Instructions to follow
Every line that contains the word "xlabel" should be copied.

Given records
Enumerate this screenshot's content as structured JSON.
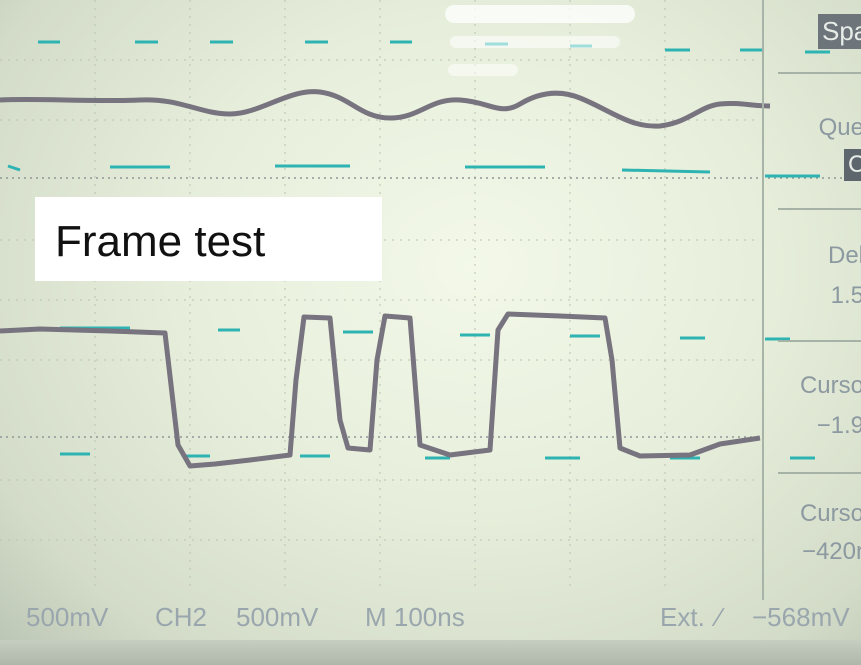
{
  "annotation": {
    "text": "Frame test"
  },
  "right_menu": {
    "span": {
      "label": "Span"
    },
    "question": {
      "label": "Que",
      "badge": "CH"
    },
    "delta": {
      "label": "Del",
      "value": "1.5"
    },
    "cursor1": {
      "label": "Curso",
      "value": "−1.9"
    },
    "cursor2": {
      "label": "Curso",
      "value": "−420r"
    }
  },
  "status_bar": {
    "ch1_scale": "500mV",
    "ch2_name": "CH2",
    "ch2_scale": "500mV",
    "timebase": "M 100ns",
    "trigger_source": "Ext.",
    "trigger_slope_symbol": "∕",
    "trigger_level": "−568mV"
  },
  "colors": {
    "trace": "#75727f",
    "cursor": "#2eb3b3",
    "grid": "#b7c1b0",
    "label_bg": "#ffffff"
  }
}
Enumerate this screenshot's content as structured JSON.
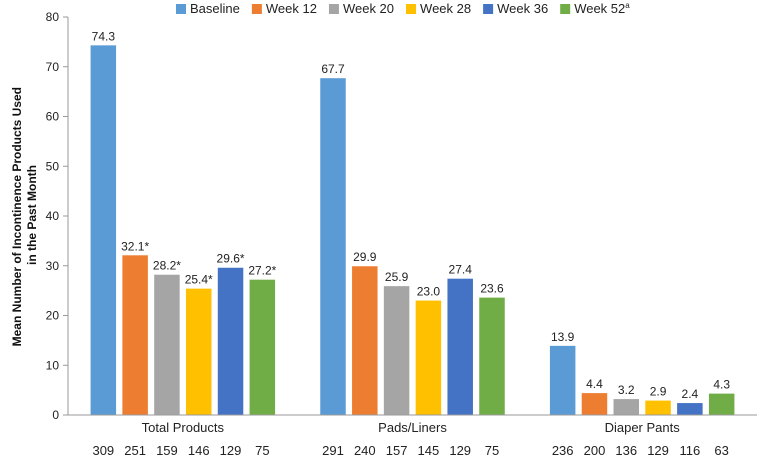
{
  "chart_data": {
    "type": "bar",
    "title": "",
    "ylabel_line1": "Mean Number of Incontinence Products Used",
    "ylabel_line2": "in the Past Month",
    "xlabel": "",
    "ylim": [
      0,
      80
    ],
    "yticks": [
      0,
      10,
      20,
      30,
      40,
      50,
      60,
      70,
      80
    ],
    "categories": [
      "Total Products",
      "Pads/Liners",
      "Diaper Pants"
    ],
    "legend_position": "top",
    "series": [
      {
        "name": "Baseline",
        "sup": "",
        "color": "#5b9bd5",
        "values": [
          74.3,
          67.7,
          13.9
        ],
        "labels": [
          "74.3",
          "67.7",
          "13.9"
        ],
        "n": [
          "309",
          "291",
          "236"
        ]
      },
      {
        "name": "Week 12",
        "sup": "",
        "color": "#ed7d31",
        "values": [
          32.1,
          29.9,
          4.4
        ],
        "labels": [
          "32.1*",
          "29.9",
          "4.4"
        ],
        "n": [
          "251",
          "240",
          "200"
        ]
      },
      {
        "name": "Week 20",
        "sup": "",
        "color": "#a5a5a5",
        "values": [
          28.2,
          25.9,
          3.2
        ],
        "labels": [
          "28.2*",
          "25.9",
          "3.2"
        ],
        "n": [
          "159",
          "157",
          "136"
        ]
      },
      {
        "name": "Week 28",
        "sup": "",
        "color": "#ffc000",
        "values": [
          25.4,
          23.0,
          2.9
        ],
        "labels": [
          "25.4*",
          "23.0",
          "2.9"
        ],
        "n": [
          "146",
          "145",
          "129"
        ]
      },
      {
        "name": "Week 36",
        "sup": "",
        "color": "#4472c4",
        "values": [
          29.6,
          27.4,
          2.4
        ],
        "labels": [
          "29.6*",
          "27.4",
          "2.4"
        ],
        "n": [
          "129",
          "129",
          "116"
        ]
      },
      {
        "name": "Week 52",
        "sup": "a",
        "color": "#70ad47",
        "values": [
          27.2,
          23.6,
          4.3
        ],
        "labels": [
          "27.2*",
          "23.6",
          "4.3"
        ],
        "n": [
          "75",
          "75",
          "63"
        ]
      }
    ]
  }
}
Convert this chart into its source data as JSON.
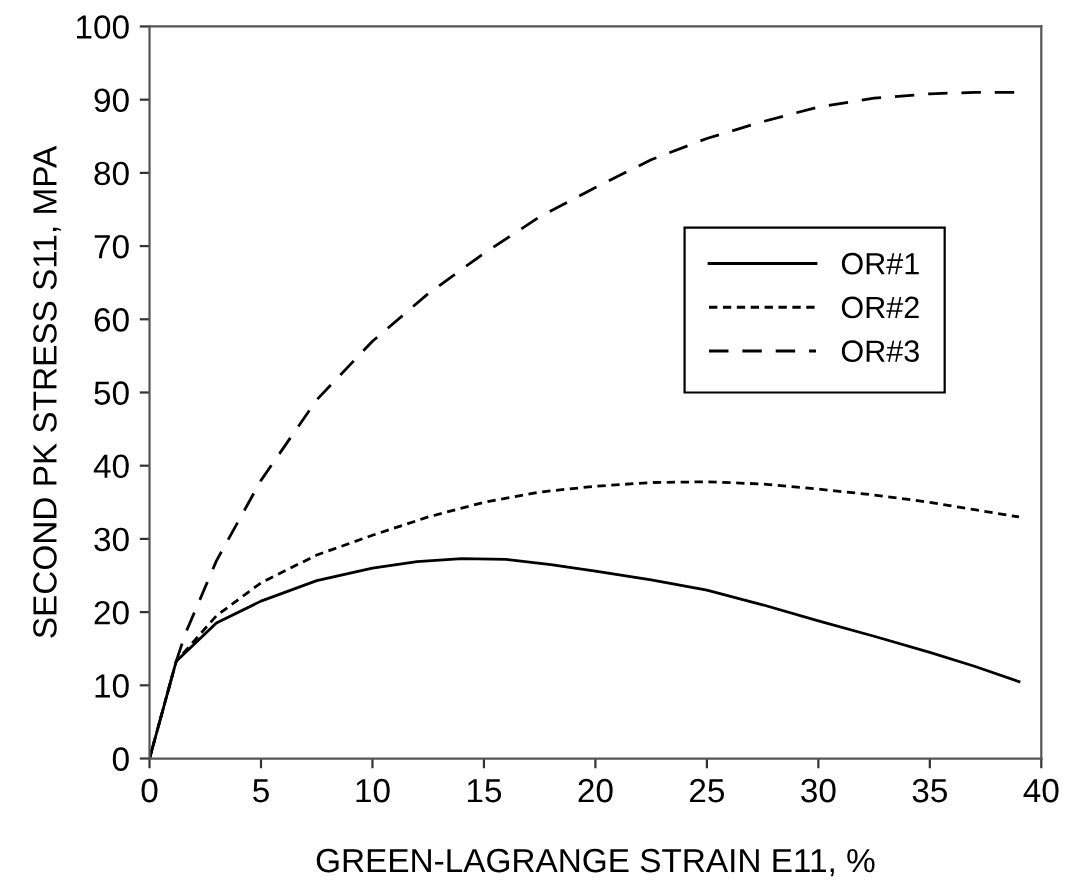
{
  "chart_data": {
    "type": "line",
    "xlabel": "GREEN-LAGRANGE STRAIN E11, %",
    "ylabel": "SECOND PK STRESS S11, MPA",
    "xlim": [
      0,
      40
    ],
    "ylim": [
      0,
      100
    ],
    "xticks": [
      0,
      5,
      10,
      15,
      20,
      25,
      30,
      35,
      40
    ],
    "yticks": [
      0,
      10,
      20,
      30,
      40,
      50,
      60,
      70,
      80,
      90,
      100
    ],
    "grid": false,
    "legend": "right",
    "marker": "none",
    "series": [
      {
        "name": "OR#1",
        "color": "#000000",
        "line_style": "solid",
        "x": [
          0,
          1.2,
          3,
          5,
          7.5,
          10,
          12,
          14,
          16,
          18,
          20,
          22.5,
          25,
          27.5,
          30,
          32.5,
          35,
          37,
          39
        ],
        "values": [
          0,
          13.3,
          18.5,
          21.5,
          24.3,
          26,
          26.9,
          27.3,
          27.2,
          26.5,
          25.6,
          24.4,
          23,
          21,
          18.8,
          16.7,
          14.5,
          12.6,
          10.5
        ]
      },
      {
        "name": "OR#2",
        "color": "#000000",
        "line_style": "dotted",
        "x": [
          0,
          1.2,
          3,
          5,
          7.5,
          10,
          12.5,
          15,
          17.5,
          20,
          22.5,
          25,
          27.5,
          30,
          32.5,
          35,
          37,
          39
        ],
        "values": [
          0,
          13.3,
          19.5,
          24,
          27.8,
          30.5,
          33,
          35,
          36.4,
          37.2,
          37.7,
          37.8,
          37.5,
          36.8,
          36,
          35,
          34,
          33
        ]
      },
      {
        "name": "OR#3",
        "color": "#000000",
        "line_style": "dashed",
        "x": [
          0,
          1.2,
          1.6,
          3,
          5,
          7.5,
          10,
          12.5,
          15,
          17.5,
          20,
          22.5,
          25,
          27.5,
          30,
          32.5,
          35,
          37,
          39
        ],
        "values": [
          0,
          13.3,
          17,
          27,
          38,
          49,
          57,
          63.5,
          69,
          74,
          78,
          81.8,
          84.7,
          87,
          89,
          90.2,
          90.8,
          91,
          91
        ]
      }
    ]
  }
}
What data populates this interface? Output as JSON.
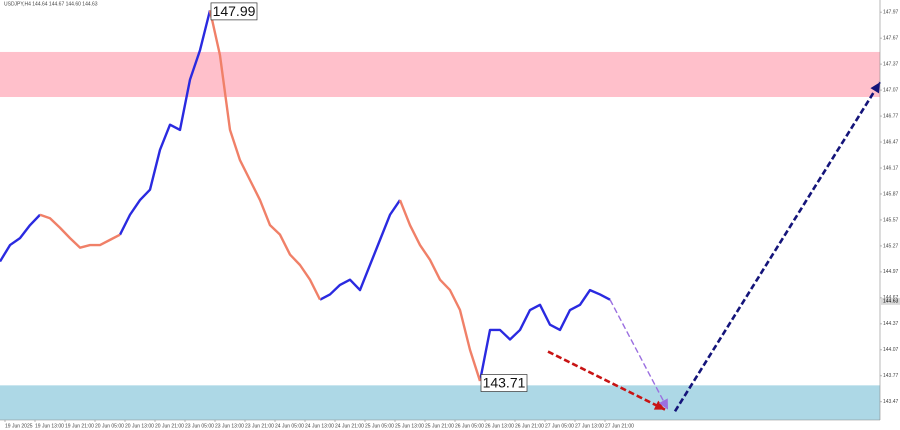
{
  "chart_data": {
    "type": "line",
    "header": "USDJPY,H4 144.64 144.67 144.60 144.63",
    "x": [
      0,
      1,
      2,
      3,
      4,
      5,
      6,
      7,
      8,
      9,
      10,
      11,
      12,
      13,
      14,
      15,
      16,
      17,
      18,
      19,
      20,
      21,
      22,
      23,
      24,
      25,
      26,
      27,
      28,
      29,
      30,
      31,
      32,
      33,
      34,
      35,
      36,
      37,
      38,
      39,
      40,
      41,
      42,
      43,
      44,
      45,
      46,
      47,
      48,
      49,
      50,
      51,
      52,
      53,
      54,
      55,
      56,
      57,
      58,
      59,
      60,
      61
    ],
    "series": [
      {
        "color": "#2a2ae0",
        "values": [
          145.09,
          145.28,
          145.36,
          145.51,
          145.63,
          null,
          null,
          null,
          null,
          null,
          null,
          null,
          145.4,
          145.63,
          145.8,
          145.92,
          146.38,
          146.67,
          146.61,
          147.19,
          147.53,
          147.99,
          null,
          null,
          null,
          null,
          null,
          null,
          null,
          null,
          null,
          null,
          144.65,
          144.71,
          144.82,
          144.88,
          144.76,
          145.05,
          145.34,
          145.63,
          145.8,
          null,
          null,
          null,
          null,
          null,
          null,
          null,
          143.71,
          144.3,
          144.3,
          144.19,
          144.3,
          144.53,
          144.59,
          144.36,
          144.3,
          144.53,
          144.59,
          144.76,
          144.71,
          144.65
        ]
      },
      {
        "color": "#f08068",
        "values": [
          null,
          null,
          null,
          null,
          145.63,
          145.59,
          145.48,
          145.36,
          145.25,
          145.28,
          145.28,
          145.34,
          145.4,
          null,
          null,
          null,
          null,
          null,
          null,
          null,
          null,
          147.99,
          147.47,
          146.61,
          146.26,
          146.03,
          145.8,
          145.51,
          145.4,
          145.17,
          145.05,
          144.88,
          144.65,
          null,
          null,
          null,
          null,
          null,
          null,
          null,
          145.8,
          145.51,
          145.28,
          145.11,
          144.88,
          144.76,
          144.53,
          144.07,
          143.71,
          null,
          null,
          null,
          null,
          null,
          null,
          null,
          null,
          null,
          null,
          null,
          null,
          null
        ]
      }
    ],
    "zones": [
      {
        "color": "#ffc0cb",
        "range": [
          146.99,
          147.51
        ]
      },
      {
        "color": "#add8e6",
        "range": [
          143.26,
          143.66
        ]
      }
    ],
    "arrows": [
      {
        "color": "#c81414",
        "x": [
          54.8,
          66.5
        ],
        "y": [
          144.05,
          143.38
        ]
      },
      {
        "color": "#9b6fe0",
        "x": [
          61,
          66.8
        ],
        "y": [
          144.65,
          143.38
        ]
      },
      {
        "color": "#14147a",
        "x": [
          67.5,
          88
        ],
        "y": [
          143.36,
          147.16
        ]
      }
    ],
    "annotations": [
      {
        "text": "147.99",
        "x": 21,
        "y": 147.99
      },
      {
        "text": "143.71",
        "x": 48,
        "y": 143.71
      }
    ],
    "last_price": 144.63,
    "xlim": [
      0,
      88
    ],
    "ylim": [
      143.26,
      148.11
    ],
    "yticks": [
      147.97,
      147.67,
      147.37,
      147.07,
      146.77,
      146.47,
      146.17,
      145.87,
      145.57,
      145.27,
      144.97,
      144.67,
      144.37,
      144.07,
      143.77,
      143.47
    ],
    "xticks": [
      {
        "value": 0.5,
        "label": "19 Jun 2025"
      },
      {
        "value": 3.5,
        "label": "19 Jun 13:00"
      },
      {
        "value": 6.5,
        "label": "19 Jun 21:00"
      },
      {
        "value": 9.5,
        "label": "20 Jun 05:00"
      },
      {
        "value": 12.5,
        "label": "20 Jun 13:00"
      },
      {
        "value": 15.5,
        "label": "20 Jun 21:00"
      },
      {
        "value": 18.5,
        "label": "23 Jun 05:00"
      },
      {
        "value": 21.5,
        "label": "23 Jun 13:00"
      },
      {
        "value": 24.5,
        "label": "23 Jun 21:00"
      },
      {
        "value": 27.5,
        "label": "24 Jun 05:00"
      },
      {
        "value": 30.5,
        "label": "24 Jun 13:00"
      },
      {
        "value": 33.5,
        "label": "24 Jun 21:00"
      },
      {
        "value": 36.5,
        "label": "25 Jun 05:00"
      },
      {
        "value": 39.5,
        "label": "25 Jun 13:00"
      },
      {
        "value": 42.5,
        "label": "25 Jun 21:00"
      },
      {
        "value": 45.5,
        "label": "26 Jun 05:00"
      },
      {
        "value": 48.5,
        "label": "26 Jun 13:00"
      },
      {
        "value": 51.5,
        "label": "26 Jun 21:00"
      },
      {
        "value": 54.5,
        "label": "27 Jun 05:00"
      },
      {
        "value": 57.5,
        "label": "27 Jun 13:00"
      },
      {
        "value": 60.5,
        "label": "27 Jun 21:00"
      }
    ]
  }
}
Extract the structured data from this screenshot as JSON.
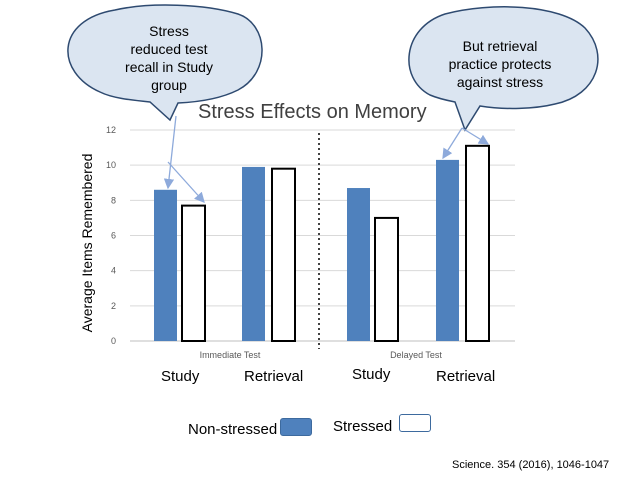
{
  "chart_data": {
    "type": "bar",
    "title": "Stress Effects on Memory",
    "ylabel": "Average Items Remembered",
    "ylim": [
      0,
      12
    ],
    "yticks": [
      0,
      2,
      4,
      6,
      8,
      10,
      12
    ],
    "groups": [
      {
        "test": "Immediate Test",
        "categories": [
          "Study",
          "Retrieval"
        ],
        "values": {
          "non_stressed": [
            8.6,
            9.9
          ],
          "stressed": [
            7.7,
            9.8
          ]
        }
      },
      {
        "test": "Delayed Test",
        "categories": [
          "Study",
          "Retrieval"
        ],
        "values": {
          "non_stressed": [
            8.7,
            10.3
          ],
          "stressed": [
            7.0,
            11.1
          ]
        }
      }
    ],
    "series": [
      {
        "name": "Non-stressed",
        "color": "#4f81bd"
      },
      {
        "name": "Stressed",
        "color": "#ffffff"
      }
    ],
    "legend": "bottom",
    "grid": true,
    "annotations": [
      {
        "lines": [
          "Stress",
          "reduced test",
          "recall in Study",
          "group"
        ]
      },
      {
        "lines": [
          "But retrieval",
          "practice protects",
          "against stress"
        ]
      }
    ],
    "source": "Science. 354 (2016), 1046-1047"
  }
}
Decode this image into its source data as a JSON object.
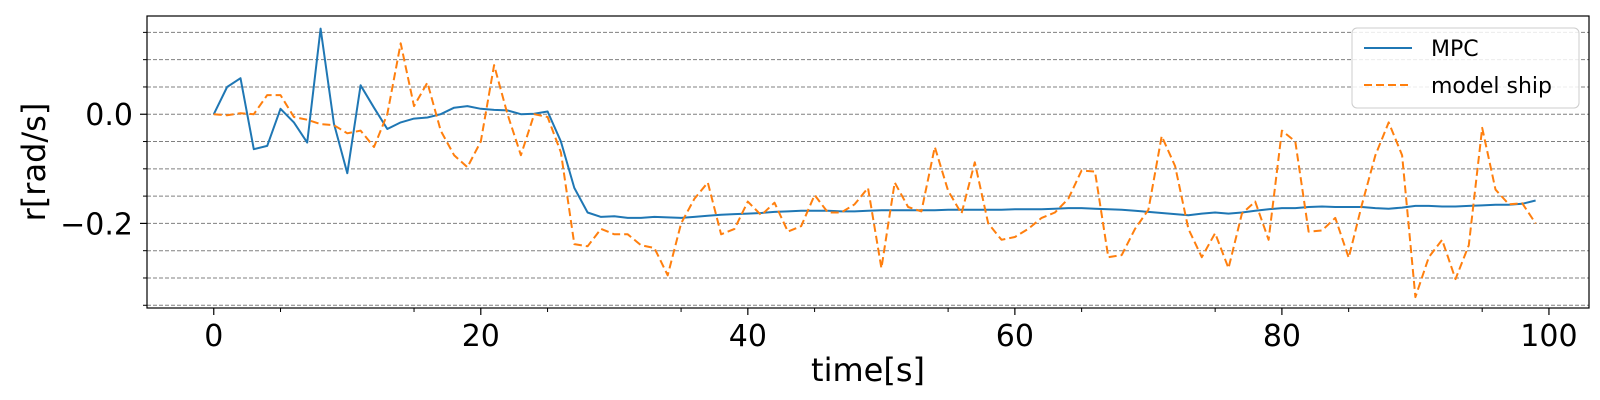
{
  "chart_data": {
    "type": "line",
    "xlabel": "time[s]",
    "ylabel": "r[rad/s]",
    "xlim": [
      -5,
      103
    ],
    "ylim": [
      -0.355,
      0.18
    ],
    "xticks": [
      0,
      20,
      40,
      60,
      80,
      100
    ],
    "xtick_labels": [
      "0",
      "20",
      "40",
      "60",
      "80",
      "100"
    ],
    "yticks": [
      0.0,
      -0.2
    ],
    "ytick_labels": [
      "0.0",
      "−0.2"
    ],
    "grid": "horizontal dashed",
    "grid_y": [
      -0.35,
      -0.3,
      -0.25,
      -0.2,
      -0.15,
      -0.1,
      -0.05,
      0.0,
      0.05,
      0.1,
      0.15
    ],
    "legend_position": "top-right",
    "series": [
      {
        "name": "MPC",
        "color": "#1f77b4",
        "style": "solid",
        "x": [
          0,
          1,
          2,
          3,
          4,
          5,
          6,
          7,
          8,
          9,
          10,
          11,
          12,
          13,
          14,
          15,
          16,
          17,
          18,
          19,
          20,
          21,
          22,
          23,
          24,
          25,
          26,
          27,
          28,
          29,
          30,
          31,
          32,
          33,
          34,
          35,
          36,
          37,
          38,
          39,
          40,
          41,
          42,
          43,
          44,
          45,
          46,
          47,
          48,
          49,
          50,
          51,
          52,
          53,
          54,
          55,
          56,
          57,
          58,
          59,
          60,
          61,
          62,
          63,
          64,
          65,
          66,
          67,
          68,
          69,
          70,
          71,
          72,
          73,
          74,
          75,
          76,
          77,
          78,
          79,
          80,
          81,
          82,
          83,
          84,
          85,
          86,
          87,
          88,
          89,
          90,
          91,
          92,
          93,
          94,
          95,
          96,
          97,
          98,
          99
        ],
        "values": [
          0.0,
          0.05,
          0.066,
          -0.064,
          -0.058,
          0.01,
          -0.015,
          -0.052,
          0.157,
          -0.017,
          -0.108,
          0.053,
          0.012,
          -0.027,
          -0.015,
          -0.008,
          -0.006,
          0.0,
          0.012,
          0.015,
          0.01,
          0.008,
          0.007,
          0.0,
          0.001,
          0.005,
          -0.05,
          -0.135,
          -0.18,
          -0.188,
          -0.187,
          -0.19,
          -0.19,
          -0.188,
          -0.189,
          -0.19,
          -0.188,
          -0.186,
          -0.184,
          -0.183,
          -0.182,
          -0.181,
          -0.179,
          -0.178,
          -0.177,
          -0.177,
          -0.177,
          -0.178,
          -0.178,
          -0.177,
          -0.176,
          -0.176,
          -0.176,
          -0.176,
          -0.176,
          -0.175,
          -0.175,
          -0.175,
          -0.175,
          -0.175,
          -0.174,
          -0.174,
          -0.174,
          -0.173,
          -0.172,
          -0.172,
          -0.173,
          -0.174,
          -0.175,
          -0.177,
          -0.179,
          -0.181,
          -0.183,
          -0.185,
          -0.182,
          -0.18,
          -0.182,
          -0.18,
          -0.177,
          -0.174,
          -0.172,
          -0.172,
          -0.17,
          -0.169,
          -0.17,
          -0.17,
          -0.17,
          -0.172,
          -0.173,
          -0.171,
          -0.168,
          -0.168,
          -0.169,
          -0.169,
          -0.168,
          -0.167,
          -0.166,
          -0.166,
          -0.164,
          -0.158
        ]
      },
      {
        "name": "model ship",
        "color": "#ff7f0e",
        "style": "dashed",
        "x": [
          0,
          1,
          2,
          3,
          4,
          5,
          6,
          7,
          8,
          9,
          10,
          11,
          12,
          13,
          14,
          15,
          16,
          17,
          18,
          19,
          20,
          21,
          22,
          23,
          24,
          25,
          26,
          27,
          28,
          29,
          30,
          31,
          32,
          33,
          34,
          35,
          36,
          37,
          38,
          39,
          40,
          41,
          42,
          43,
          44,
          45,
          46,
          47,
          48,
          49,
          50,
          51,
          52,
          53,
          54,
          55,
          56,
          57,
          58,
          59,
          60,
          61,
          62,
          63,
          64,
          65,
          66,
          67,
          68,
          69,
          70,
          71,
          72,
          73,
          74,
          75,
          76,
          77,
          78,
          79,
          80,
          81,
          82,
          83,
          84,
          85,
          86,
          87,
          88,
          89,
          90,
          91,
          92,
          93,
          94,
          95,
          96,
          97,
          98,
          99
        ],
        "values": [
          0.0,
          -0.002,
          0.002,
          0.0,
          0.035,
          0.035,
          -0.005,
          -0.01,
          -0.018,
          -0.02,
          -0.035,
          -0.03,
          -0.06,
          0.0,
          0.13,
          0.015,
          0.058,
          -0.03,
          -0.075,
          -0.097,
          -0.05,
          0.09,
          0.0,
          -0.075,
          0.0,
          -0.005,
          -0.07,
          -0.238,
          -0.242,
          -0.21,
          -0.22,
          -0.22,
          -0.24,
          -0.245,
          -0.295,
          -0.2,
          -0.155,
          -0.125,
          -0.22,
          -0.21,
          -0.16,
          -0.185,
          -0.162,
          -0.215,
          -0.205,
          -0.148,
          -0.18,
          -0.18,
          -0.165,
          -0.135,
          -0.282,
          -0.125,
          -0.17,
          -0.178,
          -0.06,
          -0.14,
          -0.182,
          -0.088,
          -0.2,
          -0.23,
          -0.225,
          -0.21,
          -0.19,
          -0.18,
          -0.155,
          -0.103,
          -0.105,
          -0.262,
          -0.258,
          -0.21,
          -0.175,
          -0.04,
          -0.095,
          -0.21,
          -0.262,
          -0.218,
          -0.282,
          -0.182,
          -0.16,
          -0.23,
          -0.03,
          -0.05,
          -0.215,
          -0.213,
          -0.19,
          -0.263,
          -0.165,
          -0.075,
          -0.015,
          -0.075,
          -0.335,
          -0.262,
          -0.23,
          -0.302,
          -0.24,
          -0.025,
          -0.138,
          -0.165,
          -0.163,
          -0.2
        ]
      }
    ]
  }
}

Completed exercise
    "xlabel": "",
    "xlabel": "GREEN-LAGRANGE STRAIN E11, %",
    "xlabel": "time[s]",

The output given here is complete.